- What you are asked to do: Below are the records. Count the lines containing the string "content", and reply with the number alone.
+---+
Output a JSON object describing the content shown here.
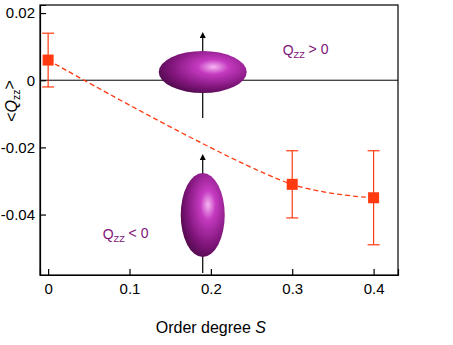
{
  "chart_data": {
    "type": "scatter",
    "x_label": "Order degree S",
    "y_label": "<Qzz>",
    "x": [
      0,
      0.3,
      0.4
    ],
    "series": [
      {
        "name": "<Qzz>",
        "color": "#ff3a10",
        "marker": "square",
        "line_style": "dashed",
        "values": [
          0.006,
          -0.031,
          -0.035
        ],
        "errors": [
          0.008,
          0.01,
          0.014
        ]
      }
    ],
    "xlim": [
      -0.01,
      0.43
    ],
    "ylim": [
      -0.058,
      0.0224
    ],
    "xticks": [
      0,
      0.1,
      0.2,
      0.3,
      0.4
    ],
    "yticks": [
      -0.04,
      -0.02,
      0,
      0.02
    ],
    "hline": 0,
    "annotations": [
      {
        "text": "QZZ > 0"
      },
      {
        "text": "QZZ < 0"
      }
    ]
  }
}
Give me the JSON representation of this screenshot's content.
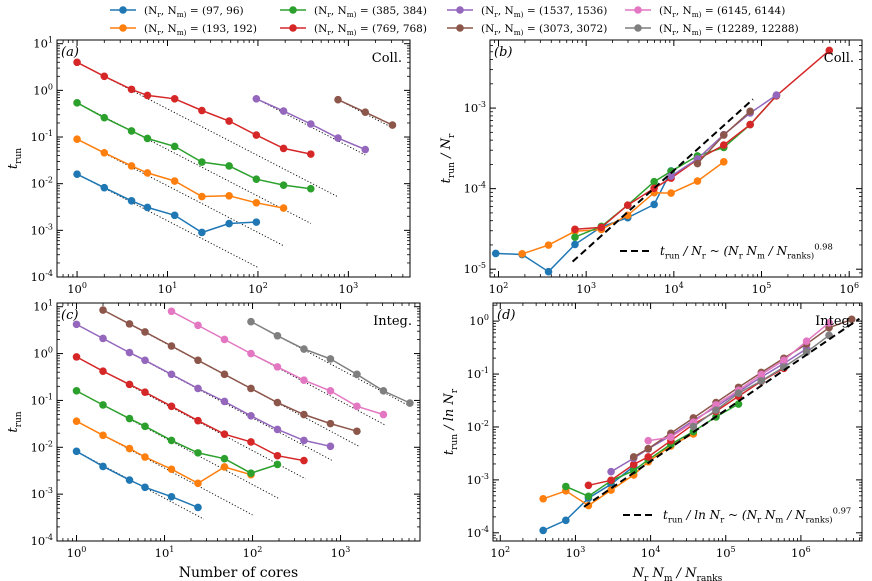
{
  "legend": [
    {
      "label": "(N_r, N_m) = (97, 96)",
      "color": "#1f77b4"
    },
    {
      "label": "(N_r, N_m) = (193, 192)",
      "color": "#ff7f0e"
    },
    {
      "label": "(N_r, N_m) = (385, 384)",
      "color": "#2ca02c"
    },
    {
      "label": "(N_r, N_m) = (769, 768)",
      "color": "#d62728"
    },
    {
      "label": "(N_r, N_m) = (1537, 1536)",
      "color": "#9467bd"
    },
    {
      "label": "(N_r, N_m) = (3073, 3072)",
      "color": "#8c564b"
    },
    {
      "label": "(N_r, N_m) = (6145, 6144)",
      "color": "#e377c2"
    },
    {
      "label": "(N_r, N_m) = (12289, 12288)",
      "color": "#7f7f7f"
    }
  ],
  "chart_data": [
    {
      "id": "a",
      "type": "line",
      "panel_label": "(a)",
      "annotation": "Coll.",
      "xscale": "log",
      "yscale": "log",
      "xlim": [
        0.6,
        4800
      ],
      "ylim": [
        0.0001,
        12
      ],
      "xticks": [
        1,
        10,
        100,
        1000
      ],
      "xtick_labels": [
        "10^0",
        "10^1",
        "10^2",
        "10^3"
      ],
      "yticks": [
        0.0001,
        0.001,
        0.01,
        0.1,
        1,
        10
      ],
      "ytick_labels": [
        "10^-4",
        "10^-3",
        "10^-2",
        "10^-1",
        "10^0",
        "10^1"
      ],
      "xlabel": "",
      "ylabel": "t_run",
      "series": [
        {
          "name": "(97, 96)",
          "color": "#1f77b4",
          "x": [
            1,
            2,
            4,
            6,
            12,
            24,
            48,
            96
          ],
          "y": [
            0.016,
            0.0082,
            0.0043,
            0.0031,
            0.0021,
            0.0009,
            0.0014,
            0.0015
          ]
        },
        {
          "name": "(193, 192)",
          "color": "#ff7f0e",
          "x": [
            1,
            2,
            4,
            6,
            12,
            24,
            48,
            96,
            192
          ],
          "y": [
            0.09,
            0.046,
            0.024,
            0.017,
            0.0114,
            0.0053,
            0.0055,
            0.0039,
            0.003
          ]
        },
        {
          "name": "(385, 384)",
          "color": "#2ca02c",
          "x": [
            1,
            2,
            4,
            6,
            12,
            24,
            48,
            96,
            192,
            384
          ],
          "y": [
            0.54,
            0.26,
            0.135,
            0.093,
            0.063,
            0.029,
            0.024,
            0.0125,
            0.0093,
            0.0078
          ]
        },
        {
          "name": "(769, 768)",
          "color": "#d62728",
          "x": [
            1,
            2,
            4,
            6,
            12,
            24,
            48,
            96,
            192,
            384
          ],
          "y": [
            4.0,
            2.0,
            1.05,
            0.78,
            0.66,
            0.37,
            0.22,
            0.11,
            0.057,
            0.043
          ]
        },
        {
          "name": "(1537, 1536)",
          "color": "#9467bd",
          "x": [
            96,
            192,
            384,
            768,
            1536
          ],
          "y": [
            0.66,
            0.36,
            0.19,
            0.095,
            0.054
          ]
        },
        {
          "name": "(3073, 3072)",
          "color": "#8c564b",
          "x": [
            768,
            1536,
            3072
          ],
          "y": [
            0.63,
            0.34,
            0.18
          ]
        }
      ],
      "ideal_lines": [
        {
          "x0": 1,
          "y0": 0.016,
          "x1": 100
        },
        {
          "x0": 1,
          "y0": 0.09,
          "x1": 192
        },
        {
          "x0": 1,
          "y0": 0.54,
          "x1": 384
        },
        {
          "x0": 1,
          "y0": 4.0,
          "x1": 768
        },
        {
          "x0": 96,
          "y0": 0.66,
          "x1": 1536
        },
        {
          "x0": 768,
          "y0": 0.63,
          "x1": 3072
        }
      ]
    },
    {
      "id": "b",
      "type": "line",
      "panel_label": "(b)",
      "annotation": "Coll.",
      "xscale": "log",
      "yscale": "log",
      "xlim": [
        80,
        1400000
      ],
      "ylim": [
        8e-06,
        0.007
      ],
      "xticks": [
        100,
        1000,
        10000,
        100000,
        1000000
      ],
      "xtick_labels": [
        "10^2",
        "10^3",
        "10^4",
        "10^5",
        "10^6"
      ],
      "yticks": [
        1e-05,
        0.0001,
        0.001
      ],
      "ytick_labels": [
        "10^-5",
        "10^-4",
        "10^-3"
      ],
      "xlabel": "",
      "ylabel": "t_run / N_r",
      "fit_label": "t_run / N_r ~ (N_r N_m / N_ranks)^0.98",
      "fit": {
        "exponent": 0.98,
        "x0": 700,
        "x1": 80000,
        "y0": 1.24e-05
      },
      "series": [
        {
          "name": "(97, 96)",
          "color": "#1f77b4",
          "x": [
            93,
            186,
            372,
            745,
            1490,
            2980,
            5960,
            9300
          ],
          "y": [
            1.57e-05,
            1.52e-05,
            9.3e-06,
            2.03e-05,
            3.35e-05,
            4.36e-05,
            6.36e-05,
            0.000166
          ]
        },
        {
          "name": "(193, 192)",
          "color": "#ff7f0e",
          "x": [
            186,
            372,
            745,
            1490,
            2980,
            5960,
            9300,
            18600,
            37100
          ],
          "y": [
            1.55e-05,
            1.99e-05,
            2.95e-05,
            3.11e-05,
            4.66e-05,
            8.9e-05,
            8.8e-05,
            0.000124,
            0.000215
          ]
        },
        {
          "name": "(385, 384)",
          "color": "#2ca02c",
          "x": [
            745,
            1490,
            2980,
            5960,
            9300,
            18600,
            37100,
            74200,
            148000
          ],
          "y": [
            2.5e-05,
            3.4e-05,
            6.24e-05,
            0.000122,
            0.000164,
            0.000255,
            0.000325,
            0.000624,
            0.00142
          ]
        },
        {
          "name": "(769, 768)",
          "color": "#d62728",
          "x": [
            745,
            1490,
            2980,
            5960,
            9300,
            18600,
            37100,
            74200,
            148000,
            593000
          ],
          "y": [
            3.13e-05,
            3.3e-05,
            6.24e-05,
            0.000101,
            0.000135,
            0.00023,
            0.000348,
            0.000624,
            0.00142,
            0.0052
          ]
        },
        {
          "name": "(1537, 1536)",
          "color": "#9467bd",
          "x": [
            9300,
            18600,
            37100,
            74200,
            148000
          ],
          "y": [
            0.000143,
            0.000234,
            0.000468,
            0.00087,
            0.00145
          ]
        },
        {
          "name": "(3073, 3072)",
          "color": "#8c564b",
          "x": [
            18600,
            37100,
            74200
          ],
          "y": [
            0.000205,
            0.000462,
            0.000911
          ]
        }
      ]
    },
    {
      "id": "c",
      "type": "line",
      "panel_label": "(c)",
      "annotation": "Integ.",
      "xscale": "log",
      "yscale": "log",
      "xlim": [
        0.6,
        8000
      ],
      "ylim": [
        0.0001,
        12
      ],
      "xticks": [
        1,
        10,
        100,
        1000
      ],
      "xtick_labels": [
        "10^0",
        "10^1",
        "10^2",
        "10^3"
      ],
      "yticks": [
        0.0001,
        0.001,
        0.01,
        0.1,
        1,
        10
      ],
      "ytick_labels": [
        "10^-4",
        "10^-3",
        "10^-2",
        "10^-1",
        "10^0",
        "10^1"
      ],
      "xlabel": "Number of cores",
      "ylabel": "t_run",
      "series": [
        {
          "name": "(97, 96)",
          "color": "#1f77b4",
          "x": [
            1,
            2,
            4,
            6,
            12,
            24
          ],
          "y": [
            0.0082,
            0.0039,
            0.002,
            0.0014,
            0.00088,
            0.00052
          ]
        },
        {
          "name": "(193, 192)",
          "color": "#ff7f0e",
          "x": [
            1,
            2,
            4,
            6,
            12,
            24,
            48,
            96
          ],
          "y": [
            0.036,
            0.018,
            0.0094,
            0.0062,
            0.0034,
            0.0017,
            0.0038,
            0.0026
          ]
        },
        {
          "name": "(385, 384)",
          "color": "#2ca02c",
          "x": [
            1,
            2,
            4,
            6,
            12,
            24,
            48,
            96,
            192
          ],
          "y": [
            0.16,
            0.08,
            0.041,
            0.028,
            0.014,
            0.0076,
            0.0057,
            0.0028,
            0.0043
          ]
        },
        {
          "name": "(769, 768)",
          "color": "#d62728",
          "x": [
            1,
            2,
            4,
            6,
            12,
            24,
            48,
            96,
            192,
            384
          ],
          "y": [
            0.85,
            0.42,
            0.22,
            0.15,
            0.075,
            0.037,
            0.019,
            0.013,
            0.0066,
            0.0052
          ]
        },
        {
          "name": "(1537, 1536)",
          "color": "#9467bd",
          "x": [
            1,
            2,
            4,
            6,
            12,
            24,
            48,
            96,
            192,
            384,
            768
          ],
          "y": [
            4.2,
            2.1,
            1.05,
            0.72,
            0.36,
            0.18,
            0.095,
            0.047,
            0.024,
            0.014,
            0.0105
          ]
        },
        {
          "name": "(3073, 3072)",
          "color": "#8c564b",
          "x": [
            2,
            4,
            6,
            12,
            24,
            48,
            96,
            192,
            384,
            768,
            1536
          ],
          "y": [
            8.5,
            4.3,
            2.9,
            1.45,
            0.72,
            0.36,
            0.18,
            0.09,
            0.05,
            0.032,
            0.022
          ]
        },
        {
          "name": "(6145, 6144)",
          "color": "#e377c2",
          "x": [
            12,
            24,
            48,
            96,
            192,
            384,
            768,
            1536,
            3072
          ],
          "y": [
            8.0,
            4.0,
            2.0,
            1.0,
            0.52,
            0.27,
            0.16,
            0.075,
            0.05
          ]
        },
        {
          "name": "(12289, 12288)",
          "color": "#7f7f7f",
          "x": [
            96,
            192,
            384,
            768,
            1536,
            3072,
            6144
          ],
          "y": [
            4.8,
            2.4,
            1.25,
            0.77,
            0.36,
            0.16,
            0.088
          ]
        }
      ],
      "ideal_lines": [
        {
          "x0": 1,
          "y0": 0.0082,
          "x1": 28
        },
        {
          "x0": 1,
          "y0": 0.036,
          "x1": 100
        },
        {
          "x0": 1,
          "y0": 0.16,
          "x1": 200
        },
        {
          "x0": 1,
          "y0": 0.85,
          "x1": 400
        },
        {
          "x0": 1,
          "y0": 4.2,
          "x1": 800
        },
        {
          "x0": 2,
          "y0": 8.5,
          "x1": 1600
        },
        {
          "x0": 12,
          "y0": 8.0,
          "x1": 3200
        },
        {
          "x0": 96,
          "y0": 4.8,
          "x1": 6400
        }
      ]
    },
    {
      "id": "d",
      "type": "line",
      "panel_label": "(d)",
      "annotation": "Integ.",
      "xscale": "log",
      "yscale": "log",
      "xlim": [
        80,
        6500000
      ],
      "ylim": [
        7e-05,
        2.2
      ],
      "xticks": [
        100,
        1000,
        10000,
        100000,
        1000000
      ],
      "xtick_labels": [
        "10^2",
        "10^3",
        "10^4",
        "10^5",
        "10^6"
      ],
      "yticks": [
        0.0001,
        0.001,
        0.01,
        0.1,
        1
      ],
      "ytick_labels": [
        "10^-4",
        "10^-3",
        "10^-2",
        "10^-1",
        "10^0"
      ],
      "xlabel": "N_r N_m / N_ranks",
      "ylabel": "t_run / ln N_r",
      "fit_label": "t_run / ln N_r ~ (N_r N_m / N_ranks)^0.97",
      "fit": {
        "exponent": 0.97,
        "x0": 1300,
        "x1": 6000000,
        "y0": 0.00031
      },
      "series": [
        {
          "name": "(97, 96)",
          "color": "#1f77b4",
          "x": [
            372,
            745,
            1490,
            2980,
            5960
          ],
          "y": [
            0.000111,
            0.000172,
            0.000452,
            0.00083,
            0.0018
          ]
        },
        {
          "name": "(193, 192)",
          "color": "#ff7f0e",
          "x": [
            372,
            745,
            1490,
            2980,
            5960,
            9300,
            18600,
            37100
          ],
          "y": [
            0.00044,
            0.00062,
            0.000328,
            0.000642,
            0.00124,
            0.0022,
            0.00438,
            0.00738
          ]
        },
        {
          "name": "(385, 384)",
          "color": "#2ca02c",
          "x": [
            745,
            1490,
            2980,
            5960,
            9300,
            18600,
            37100,
            74200,
            148000
          ],
          "y": [
            0.00075,
            0.00049,
            0.00096,
            0.0015,
            0.0024,
            0.0047,
            0.0082,
            0.0155,
            0.0271
          ]
        },
        {
          "name": "(769, 768)",
          "color": "#d62728",
          "x": [
            1490,
            2980,
            5960,
            9300,
            18600,
            37100,
            74200,
            148000,
            297000,
            593000
          ],
          "y": [
            0.00079,
            0.00098,
            0.00196,
            0.00272,
            0.0055,
            0.0113,
            0.0197,
            0.038,
            0.073,
            0.128
          ]
        },
        {
          "name": "(1537, 1536)",
          "color": "#9467bd",
          "x": [
            2980,
            5960,
            9300,
            18600,
            37100,
            74200,
            148000,
            297000,
            593000,
            1190000
          ],
          "y": [
            0.00143,
            0.00256,
            0.00385,
            0.0068,
            0.0133,
            0.0238,
            0.046,
            0.088,
            0.158,
            0.3
          ]
        },
        {
          "name": "(3073, 3072)",
          "color": "#8c564b",
          "x": [
            5960,
            9300,
            18600,
            37100,
            74200,
            148000,
            297000,
            593000,
            1190000,
            2370000,
            4740000
          ],
          "y": [
            0.00272,
            0.00388,
            0.0076,
            0.0148,
            0.0289,
            0.056,
            0.107,
            0.198,
            0.37,
            0.75,
            1.08
          ]
        },
        {
          "name": "(6145, 6144)",
          "color": "#e377c2",
          "x": [
            9300,
            18600,
            37100,
            74200,
            148000,
            297000,
            593000,
            1190000,
            2370000
          ],
          "y": [
            0.0055,
            0.0064,
            0.0123,
            0.0261,
            0.0492,
            0.098,
            0.182,
            0.418,
            0.93
          ]
        },
        {
          "name": "(12289, 12288)",
          "color": "#7f7f7f",
          "x": [
            37100,
            74200,
            148000,
            297000,
            593000,
            1190000,
            2370000
          ],
          "y": [
            0.0102,
            0.0208,
            0.0434,
            0.0742,
            0.135,
            0.26,
            0.54
          ]
        }
      ]
    }
  ]
}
+---+
- Answer below: 2